## [TASK DESCRIPTION]
Search the material for the word "generally" and report each line where it turns up.

[Data excerpts]
--- Begin ---
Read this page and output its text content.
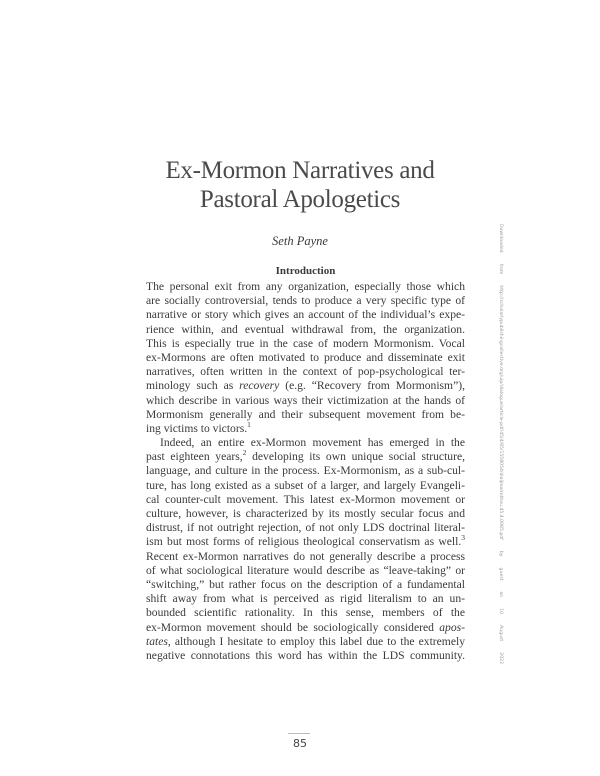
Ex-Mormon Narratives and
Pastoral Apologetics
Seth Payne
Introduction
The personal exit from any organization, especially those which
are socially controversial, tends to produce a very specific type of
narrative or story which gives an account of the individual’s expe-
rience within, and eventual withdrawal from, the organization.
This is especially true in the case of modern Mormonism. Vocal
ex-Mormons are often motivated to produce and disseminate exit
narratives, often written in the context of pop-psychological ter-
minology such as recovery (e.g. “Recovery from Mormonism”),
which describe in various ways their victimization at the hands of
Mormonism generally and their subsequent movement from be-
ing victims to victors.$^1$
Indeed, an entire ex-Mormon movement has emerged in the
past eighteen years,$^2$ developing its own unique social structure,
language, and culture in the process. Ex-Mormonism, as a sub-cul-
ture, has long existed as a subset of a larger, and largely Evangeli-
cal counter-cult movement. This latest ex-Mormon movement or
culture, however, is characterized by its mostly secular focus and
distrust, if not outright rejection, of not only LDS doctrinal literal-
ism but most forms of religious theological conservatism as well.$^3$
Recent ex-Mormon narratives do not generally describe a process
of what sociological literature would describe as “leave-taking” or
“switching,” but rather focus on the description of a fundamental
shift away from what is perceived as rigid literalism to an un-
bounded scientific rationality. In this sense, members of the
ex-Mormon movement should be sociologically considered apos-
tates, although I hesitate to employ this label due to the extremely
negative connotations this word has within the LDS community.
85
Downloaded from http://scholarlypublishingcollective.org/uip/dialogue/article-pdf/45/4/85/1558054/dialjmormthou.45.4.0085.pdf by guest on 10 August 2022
--- End ---
--- Begin ---
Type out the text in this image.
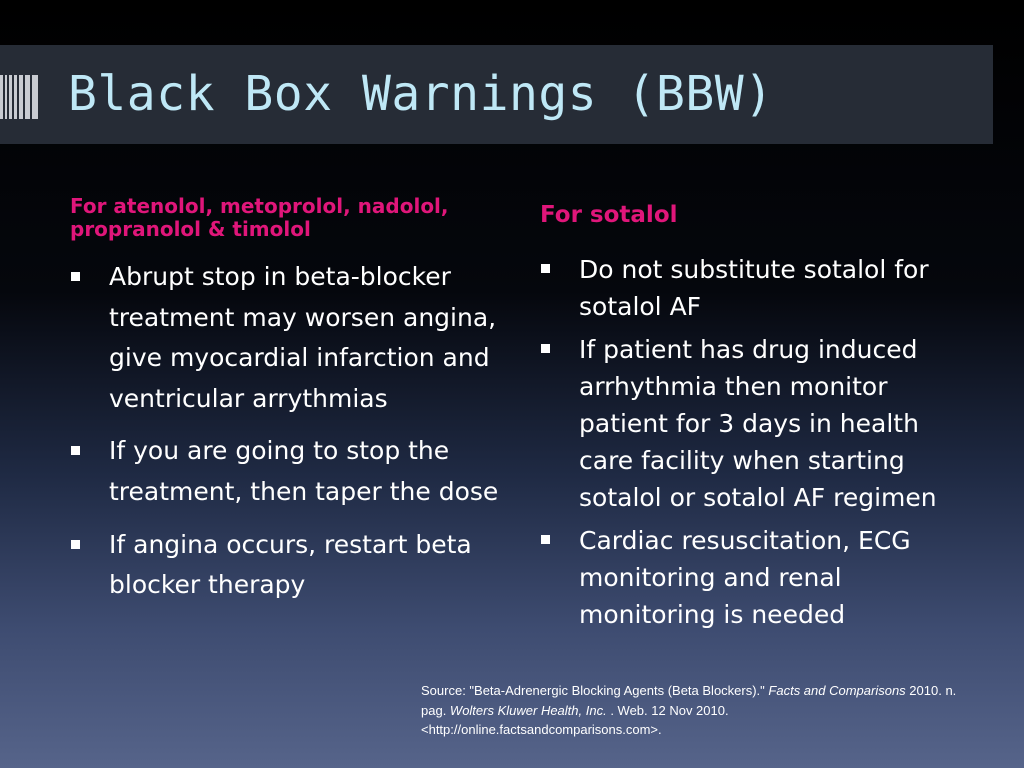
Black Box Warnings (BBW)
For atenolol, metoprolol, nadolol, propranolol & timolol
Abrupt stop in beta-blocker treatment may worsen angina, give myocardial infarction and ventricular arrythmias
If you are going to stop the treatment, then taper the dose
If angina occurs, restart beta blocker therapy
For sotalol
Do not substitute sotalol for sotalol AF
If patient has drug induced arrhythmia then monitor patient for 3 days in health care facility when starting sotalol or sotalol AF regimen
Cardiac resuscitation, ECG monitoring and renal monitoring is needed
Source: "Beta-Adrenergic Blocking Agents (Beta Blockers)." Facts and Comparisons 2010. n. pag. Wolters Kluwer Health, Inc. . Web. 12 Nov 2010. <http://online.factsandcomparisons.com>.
--- End ---
## [FINAL RESULT]
Mormonism generally and their subsequent movement from be-
Recent ex-Mormon narratives do not generally describe a process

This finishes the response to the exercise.